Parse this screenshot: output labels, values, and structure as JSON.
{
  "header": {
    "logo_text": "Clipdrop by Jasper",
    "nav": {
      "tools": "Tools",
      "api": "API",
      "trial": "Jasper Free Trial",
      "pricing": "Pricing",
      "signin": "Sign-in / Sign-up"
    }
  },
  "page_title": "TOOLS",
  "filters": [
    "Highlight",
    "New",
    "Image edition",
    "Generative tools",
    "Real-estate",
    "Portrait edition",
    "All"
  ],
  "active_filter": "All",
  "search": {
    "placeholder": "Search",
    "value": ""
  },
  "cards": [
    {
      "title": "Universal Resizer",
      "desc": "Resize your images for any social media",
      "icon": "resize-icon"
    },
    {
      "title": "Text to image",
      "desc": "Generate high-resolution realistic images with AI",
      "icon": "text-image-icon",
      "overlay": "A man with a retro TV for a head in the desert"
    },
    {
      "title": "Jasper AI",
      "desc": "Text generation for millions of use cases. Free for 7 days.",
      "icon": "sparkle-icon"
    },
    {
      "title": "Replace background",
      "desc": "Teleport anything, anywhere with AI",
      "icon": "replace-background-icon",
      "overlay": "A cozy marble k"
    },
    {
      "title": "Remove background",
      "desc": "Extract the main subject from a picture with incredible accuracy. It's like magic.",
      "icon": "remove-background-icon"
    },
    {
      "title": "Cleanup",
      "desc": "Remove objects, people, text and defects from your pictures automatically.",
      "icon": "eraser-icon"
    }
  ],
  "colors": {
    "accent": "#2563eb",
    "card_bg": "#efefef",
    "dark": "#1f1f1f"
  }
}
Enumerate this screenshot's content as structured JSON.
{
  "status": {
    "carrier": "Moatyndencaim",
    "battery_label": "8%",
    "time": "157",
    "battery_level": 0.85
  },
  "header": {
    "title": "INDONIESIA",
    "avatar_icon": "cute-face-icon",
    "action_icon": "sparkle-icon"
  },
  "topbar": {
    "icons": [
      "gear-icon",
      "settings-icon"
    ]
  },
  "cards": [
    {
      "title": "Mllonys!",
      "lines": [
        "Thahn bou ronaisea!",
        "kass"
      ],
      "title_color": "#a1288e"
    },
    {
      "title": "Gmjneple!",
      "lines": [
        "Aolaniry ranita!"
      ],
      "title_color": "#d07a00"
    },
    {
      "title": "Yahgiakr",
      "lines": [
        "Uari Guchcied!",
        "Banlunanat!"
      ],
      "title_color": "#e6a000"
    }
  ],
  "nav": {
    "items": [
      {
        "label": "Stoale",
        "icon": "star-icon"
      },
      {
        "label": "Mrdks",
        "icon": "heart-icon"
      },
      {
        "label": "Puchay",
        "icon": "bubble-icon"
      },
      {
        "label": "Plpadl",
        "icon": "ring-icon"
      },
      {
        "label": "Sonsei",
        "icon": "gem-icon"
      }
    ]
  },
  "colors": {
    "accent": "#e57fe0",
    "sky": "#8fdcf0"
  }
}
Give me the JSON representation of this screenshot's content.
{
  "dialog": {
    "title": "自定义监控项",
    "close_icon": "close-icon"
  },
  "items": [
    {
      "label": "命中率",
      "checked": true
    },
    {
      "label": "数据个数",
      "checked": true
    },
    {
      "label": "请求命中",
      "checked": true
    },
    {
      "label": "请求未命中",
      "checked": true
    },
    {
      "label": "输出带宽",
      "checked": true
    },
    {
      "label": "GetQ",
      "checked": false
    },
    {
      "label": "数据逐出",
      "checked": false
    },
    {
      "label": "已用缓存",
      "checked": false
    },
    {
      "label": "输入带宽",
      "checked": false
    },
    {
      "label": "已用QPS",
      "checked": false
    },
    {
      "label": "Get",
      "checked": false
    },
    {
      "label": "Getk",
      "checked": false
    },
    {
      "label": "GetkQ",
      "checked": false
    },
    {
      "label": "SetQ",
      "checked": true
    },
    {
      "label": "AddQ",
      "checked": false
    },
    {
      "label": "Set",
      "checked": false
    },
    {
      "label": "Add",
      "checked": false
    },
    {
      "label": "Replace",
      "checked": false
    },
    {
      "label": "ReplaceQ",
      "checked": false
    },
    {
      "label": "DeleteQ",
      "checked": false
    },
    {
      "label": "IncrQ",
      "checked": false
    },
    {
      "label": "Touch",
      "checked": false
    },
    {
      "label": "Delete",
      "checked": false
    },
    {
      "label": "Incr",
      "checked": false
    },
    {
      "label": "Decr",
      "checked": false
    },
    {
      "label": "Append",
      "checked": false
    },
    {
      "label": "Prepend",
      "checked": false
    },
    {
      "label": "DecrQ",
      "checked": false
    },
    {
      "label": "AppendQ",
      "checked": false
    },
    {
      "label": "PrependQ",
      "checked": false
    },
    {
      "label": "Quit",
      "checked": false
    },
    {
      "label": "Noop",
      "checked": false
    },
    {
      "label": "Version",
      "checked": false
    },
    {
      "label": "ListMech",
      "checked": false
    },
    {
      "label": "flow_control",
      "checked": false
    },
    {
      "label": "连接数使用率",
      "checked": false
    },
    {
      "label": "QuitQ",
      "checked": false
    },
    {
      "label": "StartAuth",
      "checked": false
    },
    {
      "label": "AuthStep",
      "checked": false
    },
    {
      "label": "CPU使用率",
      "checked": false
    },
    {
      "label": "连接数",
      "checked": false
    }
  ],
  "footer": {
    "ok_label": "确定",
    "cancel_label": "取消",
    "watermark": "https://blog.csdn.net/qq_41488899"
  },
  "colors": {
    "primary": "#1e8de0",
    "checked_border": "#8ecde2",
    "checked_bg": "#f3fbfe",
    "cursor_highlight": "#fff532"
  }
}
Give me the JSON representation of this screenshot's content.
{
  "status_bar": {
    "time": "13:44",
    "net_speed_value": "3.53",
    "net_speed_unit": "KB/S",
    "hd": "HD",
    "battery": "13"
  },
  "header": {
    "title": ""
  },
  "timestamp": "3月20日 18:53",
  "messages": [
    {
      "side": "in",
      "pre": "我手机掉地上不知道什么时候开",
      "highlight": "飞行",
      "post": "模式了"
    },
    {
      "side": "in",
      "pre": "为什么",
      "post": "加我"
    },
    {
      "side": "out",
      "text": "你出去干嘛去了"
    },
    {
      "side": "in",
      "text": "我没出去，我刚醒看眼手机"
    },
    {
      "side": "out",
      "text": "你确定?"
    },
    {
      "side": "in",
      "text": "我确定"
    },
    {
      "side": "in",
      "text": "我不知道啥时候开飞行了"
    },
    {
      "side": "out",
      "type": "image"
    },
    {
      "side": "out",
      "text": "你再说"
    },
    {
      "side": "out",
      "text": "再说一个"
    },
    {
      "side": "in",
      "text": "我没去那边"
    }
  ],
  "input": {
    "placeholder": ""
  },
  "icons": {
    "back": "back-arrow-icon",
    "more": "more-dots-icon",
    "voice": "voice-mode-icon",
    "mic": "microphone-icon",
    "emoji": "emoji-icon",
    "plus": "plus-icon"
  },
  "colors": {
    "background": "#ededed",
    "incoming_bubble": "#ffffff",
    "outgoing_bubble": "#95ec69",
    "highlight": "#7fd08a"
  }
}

-=-=-

Set task:
Reproduce the material exactly, with every line intact.

The solution:
Parse this screenshot: output labels, values, and structure as JSON.
{
  "header": {
    "logo_text": "Clipdrop by Jasper",
    "nav": {
      "tools": "Tools",
      "api": "API",
      "trial": "Jasper Free Trial",
      "pricing": "Pricing",
      "signin": "Sign-in / Sign-up"
    }
  },
  "page_title": "TOOLS",
  "filters": [
    "Highlight",
    "New",
    "Image edition",
    "Generative tools",
    "Real-estate",
    "Portrait edition",
    "All"
  ],
  "active_filter": "All",
  "search": {
    "placeholder": "Search",
    "value": ""
  },
  "cards": [
    {
      "title": "Universal Resizer",
      "desc": "Resize your images for any social media",
      "icon": "resize-icon"
    },
    {
      "title": "Text to image",
      "desc": "Generate high-resolution realistic images with AI",
      "icon": "text-image-icon",
      "overlay": "A man with a retro TV for a head in the desert"
    },
    {
      "title": "Jasper AI",
      "desc": "Text generation for millions of use cases. Free for 7 days.",
      "icon": "sparkle-icon"
    },
    {
      "title": "Replace background",
      "desc": "Teleport anything, anywhere with AI",
      "icon": "replace-background-icon",
      "overlay": "A cozy marble k"
    },
    {
      "title": "Remove background",
      "desc": "Extract the main subject from a picture with incredible accuracy. It's like magic.",
      "icon": "remove-background-icon"
    },
    {
      "title": "Cleanup",
      "desc": "Remove objects, people, text and defects from your pictures automatically.",
      "icon": "eraser-icon"
    }
  ],
  "colors": {
    "accent": "#2563eb",
    "card_bg": "#efefef",
    "dark": "#1f1f1f"
  }
}
Enumerate this screenshot's content as structured JSON.
{
  "status": {
    "carrier": "Moatyndencaim",
    "battery_label": "8%",
    "time": "157",
    "battery_level": 0.85
  },
  "header": {
    "title": "INDONIESIA",
    "avatar_icon": "cute-face-icon",
    "action_icon": "sparkle-icon"
  },
  "topbar": {
    "icons": [
      "gear-icon",
      "settings-icon"
    ]
  },
  "cards": [
    {
      "title": "Mllonys!",
      "lines": [
        "Thahn bou ronaisea!",
        "kass"
      ],
      "title_color": "#a1288e"
    },
    {
      "title": "Gmjneple!",
      "lines": [
        "Aolaniry ranita!"
      ],
      "title_color": "#d07a00"
    },
    {
      "title": "Yahgiakr",
      "lines": [
        "Uari Guchcied!",
        "Banlunanat!"
      ],
      "title_color": "#e6a000"
    }
  ],
  "nav": {
    "items": [
      {
        "label": "Stoale",
        "icon": "star-icon"
      },
      {
        "label": "Mrdks",
        "icon": "heart-icon"
      },
      {
        "label": "Puchay",
        "icon": "bubble-icon"
      },
      {
        "label": "Plpadl",
        "icon": "ring-icon"
      },
      {
        "label": "Sonsei",
        "icon": "gem-icon"
      }
    ]
  },
  "colors": {
    "accent": "#e57fe0",
    "sky": "#8fdcf0"
  }
}
Give me the JSON representation of this screenshot's content.
{
  "dialog": {
    "title": "自定义监控项",
    "close_icon": "close-icon"
  },
  "items": [
    {
      "label": "命中率",
      "checked": true
    },
    {
      "label": "数据个数",
      "checked": true
    },
    {
      "label": "请求命中",
      "checked": true
    },
    {
      "label": "请求未命中",
      "checked": true
    },
    {
      "label": "输出带宽",
      "checked": true
    },
    {
      "label": "GetQ",
      "checked": false
    },
    {
      "label": "数据逐出",
      "checked": false
    },
    {
      "label": "已用缓存",
      "checked": false
    },
    {
      "label": "输入带宽",
      "checked": false
    },
    {
      "label": "已用QPS",
      "checked": false
    },
    {
      "label": "Get",
      "checked": false
    },
    {
      "label": "Getk",
      "checked": false
    },
    {
      "label": "GetkQ",
      "checked": false
    },
    {
      "label": "SetQ",
      "checked": true
    },
    {
      "label": "AddQ",
      "checked": false
    },
    {
      "label": "Set",
      "checked": false
    },
    {
      "label": "Add",
      "checked": false
    },
    {
      "label": "Replace",
      "checked": false
    },
    {
      "label": "ReplaceQ",
      "checked": false
    },
    {
      "label": "DeleteQ",
      "checked": false
    },
    {
      "label": "IncrQ",
      "checked": false
    },
    {
      "label": "Touch",
      "checked": false
    },
    {
      "label": "Delete",
      "checked": false
    },
    {
      "label": "Incr",
      "checked": false
    },
    {
      "label": "Decr",
      "checked": false
    },
    {
      "label": "Append",
      "checked": false
    },
    {
      "label": "Prepend",
      "checked": false
    },
    {
      "label": "DecrQ",
      "checked": false
    },
    {
      "label": "AppendQ",
      "checked": false
    },
    {
      "label": "PrependQ",
      "checked": false
    },
    {
      "label": "Quit",
      "checked": false
    },
    {
      "label": "Noop",
      "checked": false
    },
    {
      "label": "Version",
      "checked": false
    },
    {
      "label": "ListMech",
      "checked": false
    },
    {
      "label": "flow_control",
      "checked": false
    },
    {
      "label": "连接数使用率",
      "checked": false
    },
    {
      "label": "QuitQ",
      "checked": false
    },
    {
      "label": "StartAuth",
      "checked": false
    },
    {
      "label": "AuthStep",
      "checked": false
    },
    {
      "label": "CPU使用率",
      "checked": false
    },
    {
      "label": "连接数",
      "checked": false
    }
  ],
  "footer": {
    "ok_label": "确定",
    "cancel_label": "取消",
    "watermark": "https://blog.csdn.net/qq_41488899"
  },
  "colors": {
    "primary": "#1e8de0",
    "checked_border": "#8ecde2",
    "checked_bg": "#f3fbfe",
    "cursor_highlight": "#fff532"
  }
}
Give me the JSON representation of this screenshot's content.
{
  "status_bar": {
    "time": "13:44",
    "net_speed_value": "3.53",
    "net_speed_unit": "KB/S",
    "hd": "HD",
    "battery": "13"
  },
  "header": {
    "title": ""
  },
  "timestamp": "3月20日 18:53",
  "messages": [
    {
      "side": "in",
      "pre": "我手机掉地上不知道什么时候开",
      "highlight": "飞行",
      "post": "模式了"
    },
    {
      "side": "in",
      "pre": "为什么",
      "post": "加我"
    },
    {
      "side": "out",
      "text": "你出去干嘛去了"
    },
    {
      "side": "in",
      "text": "我没出去，我刚醒看眼手机"
    },
    {
      "side": "out",
      "text": "你确定?"
    },
    {
      "side": "in",
      "text": "我确定"
    },
    {
      "side": "in",
      "text": "我不知道啥时候开飞行了"
    },
    {
      "side": "out",
      "type": "image"
    },
    {
      "side": "out",
      "text": "你再说"
    },
    {
      "side": "out",
      "text": "再说一个"
    },
    {
      "side": "in",
      "text": "我没去那边"
    }
  ],
  "input": {
    "placeholder": ""
  },
  "icons": {
    "back": "back-arrow-icon",
    "more": "more-dots-icon",
    "voice": "voice-mode-icon",
    "mic": "microphone-icon",
    "emoji": "emoji-icon",
    "plus": "plus-icon"
  },
  "colors": {
    "background": "#ededed",
    "incoming_bubble": "#ffffff",
    "outgoing_bubble": "#95ec69",
    "highlight": "#7fd08a"
  }
}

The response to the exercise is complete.